» WHAT YOU WILL DO
Only the number is wanted: how many lines hold the word "STANDARD"?

» RECORD EXCERPTS
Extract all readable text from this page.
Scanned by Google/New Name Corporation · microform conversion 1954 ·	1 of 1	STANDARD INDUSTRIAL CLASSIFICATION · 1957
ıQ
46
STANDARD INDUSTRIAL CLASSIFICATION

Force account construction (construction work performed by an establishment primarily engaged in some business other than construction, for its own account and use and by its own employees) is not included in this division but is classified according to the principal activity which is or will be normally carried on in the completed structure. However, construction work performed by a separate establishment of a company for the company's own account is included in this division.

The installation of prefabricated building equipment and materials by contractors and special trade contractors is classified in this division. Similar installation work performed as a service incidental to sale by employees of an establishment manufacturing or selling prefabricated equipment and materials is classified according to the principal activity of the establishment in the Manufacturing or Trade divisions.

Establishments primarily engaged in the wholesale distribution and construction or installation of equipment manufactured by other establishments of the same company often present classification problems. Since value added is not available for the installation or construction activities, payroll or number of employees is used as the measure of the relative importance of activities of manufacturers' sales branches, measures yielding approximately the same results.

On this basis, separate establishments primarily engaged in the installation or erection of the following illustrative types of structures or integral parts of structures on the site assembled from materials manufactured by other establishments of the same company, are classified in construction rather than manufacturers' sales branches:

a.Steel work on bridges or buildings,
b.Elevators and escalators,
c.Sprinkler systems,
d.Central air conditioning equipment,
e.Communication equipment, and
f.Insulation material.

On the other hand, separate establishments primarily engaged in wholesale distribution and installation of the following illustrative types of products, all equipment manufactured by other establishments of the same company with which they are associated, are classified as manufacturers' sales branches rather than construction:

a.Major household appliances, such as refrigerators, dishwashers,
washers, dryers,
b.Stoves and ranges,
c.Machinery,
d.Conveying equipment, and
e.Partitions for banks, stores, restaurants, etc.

» THE RESULT
2